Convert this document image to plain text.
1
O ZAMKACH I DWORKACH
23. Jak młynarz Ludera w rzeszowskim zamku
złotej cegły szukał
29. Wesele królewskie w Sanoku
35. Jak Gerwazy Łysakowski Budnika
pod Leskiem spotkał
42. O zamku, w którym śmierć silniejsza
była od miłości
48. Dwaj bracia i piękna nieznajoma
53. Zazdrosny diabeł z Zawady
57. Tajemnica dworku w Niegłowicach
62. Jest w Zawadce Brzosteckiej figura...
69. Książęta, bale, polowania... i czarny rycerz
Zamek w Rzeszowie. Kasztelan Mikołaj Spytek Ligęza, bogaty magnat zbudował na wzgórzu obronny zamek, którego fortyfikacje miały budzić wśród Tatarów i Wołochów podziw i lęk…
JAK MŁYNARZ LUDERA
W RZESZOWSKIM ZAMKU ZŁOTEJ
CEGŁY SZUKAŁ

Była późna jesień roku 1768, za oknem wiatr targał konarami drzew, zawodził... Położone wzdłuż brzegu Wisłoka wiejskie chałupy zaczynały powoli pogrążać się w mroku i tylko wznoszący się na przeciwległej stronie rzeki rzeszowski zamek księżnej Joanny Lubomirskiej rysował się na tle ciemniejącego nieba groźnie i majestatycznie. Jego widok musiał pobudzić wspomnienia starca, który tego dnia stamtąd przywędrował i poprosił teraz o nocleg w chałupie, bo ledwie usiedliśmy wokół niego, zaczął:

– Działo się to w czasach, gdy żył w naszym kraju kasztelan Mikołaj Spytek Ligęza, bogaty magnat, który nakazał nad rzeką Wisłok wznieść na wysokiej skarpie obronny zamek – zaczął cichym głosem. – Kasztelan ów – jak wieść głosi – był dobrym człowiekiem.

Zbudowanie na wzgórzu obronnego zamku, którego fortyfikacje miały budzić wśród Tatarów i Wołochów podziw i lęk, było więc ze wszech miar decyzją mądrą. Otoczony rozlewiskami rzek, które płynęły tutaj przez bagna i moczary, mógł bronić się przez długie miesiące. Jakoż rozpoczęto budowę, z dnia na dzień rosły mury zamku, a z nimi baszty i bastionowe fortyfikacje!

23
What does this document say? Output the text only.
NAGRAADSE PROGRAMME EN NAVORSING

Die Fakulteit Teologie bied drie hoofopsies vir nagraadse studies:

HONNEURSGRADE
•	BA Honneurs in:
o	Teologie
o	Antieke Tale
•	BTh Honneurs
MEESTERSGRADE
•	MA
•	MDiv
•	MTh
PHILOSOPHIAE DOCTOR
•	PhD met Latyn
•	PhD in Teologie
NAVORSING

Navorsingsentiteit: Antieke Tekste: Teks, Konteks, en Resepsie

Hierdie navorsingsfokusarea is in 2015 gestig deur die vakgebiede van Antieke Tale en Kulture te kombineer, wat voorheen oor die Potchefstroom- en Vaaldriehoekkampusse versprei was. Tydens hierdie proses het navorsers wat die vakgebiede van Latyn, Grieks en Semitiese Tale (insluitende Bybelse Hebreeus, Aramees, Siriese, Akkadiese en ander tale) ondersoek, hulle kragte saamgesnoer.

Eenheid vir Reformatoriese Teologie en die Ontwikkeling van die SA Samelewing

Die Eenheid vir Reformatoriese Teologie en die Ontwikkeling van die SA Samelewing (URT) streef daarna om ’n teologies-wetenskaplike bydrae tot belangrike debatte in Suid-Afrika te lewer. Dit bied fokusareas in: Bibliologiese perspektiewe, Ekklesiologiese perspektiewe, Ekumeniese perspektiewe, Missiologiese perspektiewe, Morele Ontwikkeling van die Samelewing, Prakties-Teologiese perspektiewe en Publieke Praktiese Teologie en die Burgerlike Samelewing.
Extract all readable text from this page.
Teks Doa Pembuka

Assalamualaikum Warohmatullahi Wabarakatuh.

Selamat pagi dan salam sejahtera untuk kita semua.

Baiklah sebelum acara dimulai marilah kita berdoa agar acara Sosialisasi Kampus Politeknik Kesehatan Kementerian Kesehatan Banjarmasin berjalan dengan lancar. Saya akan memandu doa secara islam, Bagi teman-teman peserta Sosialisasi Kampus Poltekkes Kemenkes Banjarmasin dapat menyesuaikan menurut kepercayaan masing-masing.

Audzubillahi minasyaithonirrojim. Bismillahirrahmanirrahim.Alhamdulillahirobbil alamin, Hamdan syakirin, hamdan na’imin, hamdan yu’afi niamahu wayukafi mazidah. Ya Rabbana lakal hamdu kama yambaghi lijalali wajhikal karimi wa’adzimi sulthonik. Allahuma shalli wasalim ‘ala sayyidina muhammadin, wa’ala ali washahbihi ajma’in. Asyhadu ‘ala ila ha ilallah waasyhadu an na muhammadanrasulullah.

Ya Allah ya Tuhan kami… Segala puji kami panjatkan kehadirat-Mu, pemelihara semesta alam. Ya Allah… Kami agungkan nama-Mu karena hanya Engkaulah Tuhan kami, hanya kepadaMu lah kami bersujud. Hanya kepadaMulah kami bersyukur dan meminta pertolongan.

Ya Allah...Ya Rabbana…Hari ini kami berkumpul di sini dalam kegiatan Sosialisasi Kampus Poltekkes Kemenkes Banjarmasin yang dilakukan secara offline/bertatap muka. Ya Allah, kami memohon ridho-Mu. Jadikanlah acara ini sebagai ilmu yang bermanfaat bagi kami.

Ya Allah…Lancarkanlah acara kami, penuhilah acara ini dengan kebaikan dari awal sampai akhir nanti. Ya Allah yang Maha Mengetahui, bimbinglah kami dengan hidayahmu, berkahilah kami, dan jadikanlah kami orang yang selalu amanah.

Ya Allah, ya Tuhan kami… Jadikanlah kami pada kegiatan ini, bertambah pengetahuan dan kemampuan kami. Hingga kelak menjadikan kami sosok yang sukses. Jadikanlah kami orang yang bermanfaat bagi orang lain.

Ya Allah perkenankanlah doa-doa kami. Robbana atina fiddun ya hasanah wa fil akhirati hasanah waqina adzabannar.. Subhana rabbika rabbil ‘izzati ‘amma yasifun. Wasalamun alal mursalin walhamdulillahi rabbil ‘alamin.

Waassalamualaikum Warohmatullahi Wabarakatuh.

# # # # #

**OBJECTIVE**
Could you reproduce every record above exactly as it appears?

**RESPONSE TO THIS EXERCISE**
Convert this document image to plain text.
1
O ZAMKACH I DWORKACH
23. Jak młynarz Ludera w rzeszowskim zamku
złotej cegły szukał
29. Wesele królewskie w Sanoku
35. Jak Gerwazy Łysakowski Budnika
pod Leskiem spotkał
42. O zamku, w którym śmierć silniejsza
była od miłości
48. Dwaj bracia i piękna nieznajoma
53. Zazdrosny diabeł z Zawady
57. Tajemnica dworku w Niegłowicach
62. Jest w Zawadce Brzosteckiej figura...
69. Książęta, bale, polowania... i czarny rycerz
Zamek w Rzeszowie. Kasztelan Mikołaj Spytek Ligęza, bogaty magnat zbudował na wzgórzu obronny zamek, którego fortyfikacje miały budzić wśród Tatarów i Wołochów podziw i lęk…
JAK MŁYNARZ LUDERA
W RZESZOWSKIM ZAMKU ZŁOTEJ
CEGŁY SZUKAŁ

Była późna jesień roku 1768, za oknem wiatr targał konarami drzew, zawodził... Położone wzdłuż brzegu Wisłoka wiejskie chałupy zaczynały powoli pogrążać się w mroku i tylko wznoszący się na przeciwległej stronie rzeki rzeszowski zamek księżnej Joanny Lubomirskiej rysował się na tle ciemniejącego nieba groźnie i majestatycznie. Jego widok musiał pobudzić wspomnienia starca, który tego dnia stamtąd przywędrował i poprosił teraz o nocleg w chałupie, bo ledwie usiedliśmy wokół niego, zaczął:

– Działo się to w czasach, gdy żył w naszym kraju kasztelan Mikołaj Spytek Ligęza, bogaty magnat, który nakazał nad rzeką Wisłok wznieść na wysokiej skarpie obronny zamek – zaczął cichym głosem. – Kasztelan ów – jak wieść głosi – był dobrym człowiekiem.

Zbudowanie na wzgórzu obronnego zamku, którego fortyfikacje miały budzić wśród Tatarów i Wołochów podziw i lęk, było więc ze wszech miar decyzją mądrą. Otoczony rozlewiskami rzek, które płynęły tutaj przez bagna i moczary, mógł bronić się przez długie miesiące. Jakoż rozpoczęto budowę, z dnia na dzień rosły mury zamku, a z nimi baszty i bastionowe fortyfikacje!

23
What does this document say? Output the text only.
NAGRAADSE PROGRAMME EN NAVORSING

Die Fakulteit Teologie bied drie hoofopsies vir nagraadse studies:

HONNEURSGRADE
•	BA Honneurs in:
o	Teologie
o	Antieke Tale
•	BTh Honneurs
MEESTERSGRADE
•	MA
•	MDiv
•	MTh
PHILOSOPHIAE DOCTOR
•	PhD met Latyn
•	PhD in Teologie
NAVORSING

Navorsingsentiteit: Antieke Tekste: Teks, Konteks, en Resepsie

Hierdie navorsingsfokusarea is in 2015 gestig deur die vakgebiede van Antieke Tale en Kulture te kombineer, wat voorheen oor die Potchefstroom- en Vaaldriehoekkampusse versprei was. Tydens hierdie proses het navorsers wat die vakgebiede van Latyn, Grieks en Semitiese Tale (insluitende Bybelse Hebreeus, Aramees, Siriese, Akkadiese en ander tale) ondersoek, hulle kragte saamgesnoer.

Eenheid vir Reformatoriese Teologie en die Ontwikkeling van die SA Samelewing

Die Eenheid vir Reformatoriese Teologie en die Ontwikkeling van die SA Samelewing (URT) streef daarna om ’n teologies-wetenskaplike bydrae tot belangrike debatte in Suid-Afrika te lewer. Dit bied fokusareas in: Bibliologiese perspektiewe, Ekklesiologiese perspektiewe, Ekumeniese perspektiewe, Missiologiese perspektiewe, Morele Ontwikkeling van die Samelewing, Prakties-Teologiese perspektiewe en Publieke Praktiese Teologie en die Burgerlike Samelewing.
Extract all readable text from this page.
Teks Doa Pembuka

Assalamualaikum Warohmatullahi Wabarakatuh.

Selamat pagi dan salam sejahtera untuk kita semua.

Baiklah sebelum acara dimulai marilah kita berdoa agar acara Sosialisasi Kampus Politeknik Kesehatan Kementerian Kesehatan Banjarmasin berjalan dengan lancar. Saya akan memandu doa secara islam, Bagi teman-teman peserta Sosialisasi Kampus Poltekkes Kemenkes Banjarmasin dapat menyesuaikan menurut kepercayaan masing-masing.

Audzubillahi minasyaithonirrojim. Bismillahirrahmanirrahim.Alhamdulillahirobbil alamin, Hamdan syakirin, hamdan na’imin, hamdan yu’afi niamahu wayukafi mazidah. Ya Rabbana lakal hamdu kama yambaghi lijalali wajhikal karimi wa’adzimi sulthonik. Allahuma shalli wasalim ‘ala sayyidina muhammadin, wa’ala ali washahbihi ajma’in. Asyhadu ‘ala ila ha ilallah waasyhadu an na muhammadanrasulullah.

Ya Allah ya Tuhan kami… Segala puji kami panjatkan kehadirat-Mu, pemelihara semesta alam. Ya Allah… Kami agungkan nama-Mu karena hanya Engkaulah Tuhan kami, hanya kepadaMu lah kami bersujud. Hanya kepadaMulah kami bersyukur dan meminta pertolongan.

Ya Allah...Ya Rabbana…Hari ini kami berkumpul di sini dalam kegiatan Sosialisasi Kampus Poltekkes Kemenkes Banjarmasin yang dilakukan secara offline/bertatap muka. Ya Allah, kami memohon ridho-Mu. Jadikanlah acara ini sebagai ilmu yang bermanfaat bagi kami.

Ya Allah…Lancarkanlah acara kami, penuhilah acara ini dengan kebaikan dari awal sampai akhir nanti. Ya Allah yang Maha Mengetahui, bimbinglah kami dengan hidayahmu, berkahilah kami, dan jadikanlah kami orang yang selalu amanah.

Ya Allah, ya Tuhan kami… Jadikanlah kami pada kegiatan ini, bertambah pengetahuan dan kemampuan kami. Hingga kelak menjadikan kami sosok yang sukses. Jadikanlah kami orang yang bermanfaat bagi orang lain.

Ya Allah perkenankanlah doa-doa kami. Robbana atina fiddun ya hasanah wa fil akhirati hasanah waqina adzabannar.. Subhana rabbika rabbil ‘izzati ‘amma yasifun. Wasalamun alal mursalin walhamdulillahi rabbil ‘alamin.

Waassalamualaikum Warohmatullahi Wabarakatuh.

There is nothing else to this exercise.